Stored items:
Start
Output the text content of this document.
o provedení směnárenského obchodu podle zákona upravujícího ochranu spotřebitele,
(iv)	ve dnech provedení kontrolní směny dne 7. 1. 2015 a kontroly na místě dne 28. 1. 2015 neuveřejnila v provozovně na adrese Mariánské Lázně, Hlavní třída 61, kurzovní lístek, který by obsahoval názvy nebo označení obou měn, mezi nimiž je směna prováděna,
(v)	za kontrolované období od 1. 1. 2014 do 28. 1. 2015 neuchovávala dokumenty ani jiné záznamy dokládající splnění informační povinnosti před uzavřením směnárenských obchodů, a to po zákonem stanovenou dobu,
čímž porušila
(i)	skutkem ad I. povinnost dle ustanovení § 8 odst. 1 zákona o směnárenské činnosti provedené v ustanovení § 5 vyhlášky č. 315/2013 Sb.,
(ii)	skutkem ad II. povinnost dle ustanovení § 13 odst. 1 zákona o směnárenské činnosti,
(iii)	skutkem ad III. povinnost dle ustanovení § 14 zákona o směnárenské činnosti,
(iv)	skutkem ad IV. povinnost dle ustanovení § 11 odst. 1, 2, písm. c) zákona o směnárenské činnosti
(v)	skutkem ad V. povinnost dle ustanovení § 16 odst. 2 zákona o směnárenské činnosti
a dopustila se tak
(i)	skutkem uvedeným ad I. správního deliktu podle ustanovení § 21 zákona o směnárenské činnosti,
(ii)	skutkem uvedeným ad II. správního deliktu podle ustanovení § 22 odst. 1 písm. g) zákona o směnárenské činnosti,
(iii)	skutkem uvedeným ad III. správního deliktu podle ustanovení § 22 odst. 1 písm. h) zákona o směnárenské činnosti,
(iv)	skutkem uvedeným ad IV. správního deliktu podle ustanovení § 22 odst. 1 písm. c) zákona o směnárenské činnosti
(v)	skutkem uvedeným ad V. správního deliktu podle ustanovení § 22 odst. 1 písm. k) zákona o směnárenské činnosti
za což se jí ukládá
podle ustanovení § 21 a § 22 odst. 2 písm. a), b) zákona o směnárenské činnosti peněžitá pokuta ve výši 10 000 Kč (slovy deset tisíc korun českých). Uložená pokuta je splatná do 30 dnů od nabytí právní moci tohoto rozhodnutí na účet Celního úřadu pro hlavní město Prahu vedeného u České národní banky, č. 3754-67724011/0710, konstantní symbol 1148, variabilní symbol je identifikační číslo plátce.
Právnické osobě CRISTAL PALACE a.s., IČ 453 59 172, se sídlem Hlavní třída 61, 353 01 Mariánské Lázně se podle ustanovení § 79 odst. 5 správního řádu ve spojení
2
End
**Written instruction:** Copy out each line exactly.

**Result of the task:**
Output the text content of this document.
o provedení směnárenského obchodu podle zákona upravujícího ochranu spotřebitele,
(iv)	ve dnech provedení kontrolní směny dne 7. 1. 2015 a kontroly na místě dne 28. 1. 2015 neuveřejnila v provozovně na adrese Mariánské Lázně, Hlavní třída 61, kurzovní lístek, který by obsahoval názvy nebo označení obou měn, mezi nimiž je směna prováděna,
(v)	za kontrolované období od 1. 1. 2014 do 28. 1. 2015 neuchovávala dokumenty ani jiné záznamy dokládající splnění informační povinnosti před uzavřením směnárenských obchodů, a to po zákonem stanovenou dobu,
čímž porušila
(i)	skutkem ad I. povinnost dle ustanovení § 8 odst. 1 zákona o směnárenské činnosti provedené v ustanovení § 5 vyhlášky č. 315/2013 Sb.,
(ii)	skutkem ad II. povinnost dle ustanovení § 13 odst. 1 zákona o směnárenské činnosti,
(iii)	skutkem ad III. povinnost dle ustanovení § 14 zákona o směnárenské činnosti,
(iv)	skutkem ad IV. povinnost dle ustanovení § 11 odst. 1, 2, písm. c) zákona o směnárenské činnosti
(v)	skutkem ad V. povinnost dle ustanovení § 16 odst. 2 zákona o směnárenské činnosti
a dopustila se tak
(i)	skutkem uvedeným ad I. správního deliktu podle ustanovení § 21 zákona o směnárenské činnosti,
(ii)	skutkem uvedeným ad II. správního deliktu podle ustanovení § 22 odst. 1 písm. g) zákona o směnárenské činnosti,
(iii)	skutkem uvedeným ad III. správního deliktu podle ustanovení § 22 odst. 1 písm. h) zákona o směnárenské činnosti,
(iv)	skutkem uvedeným ad IV. správního deliktu podle ustanovení § 22 odst. 1 písm. c) zákona o směnárenské činnosti
(v)	skutkem uvedeným ad V. správního deliktu podle ustanovení § 22 odst. 1 písm. k) zákona o směnárenské činnosti
za což se jí ukládá
podle ustanovení § 21 a § 22 odst. 2 písm. a), b) zákona o směnárenské činnosti peněžitá pokuta ve výši 10 000 Kč (slovy deset tisíc korun českých). Uložená pokuta je splatná do 30 dnů od nabytí právní moci tohoto rozhodnutí na účet Celního úřadu pro hlavní město Prahu vedeného u České národní banky, č. 3754-67724011/0710, konstantní symbol 1148, variabilní symbol je identifikační číslo plátce.
Právnické osobě CRISTAL PALACE a.s., IČ 453 59 172, se sídlem Hlavní třída 61, 353 01 Mariánské Lázně se podle ustanovení § 79 odst. 5 správního řádu ve spojení
2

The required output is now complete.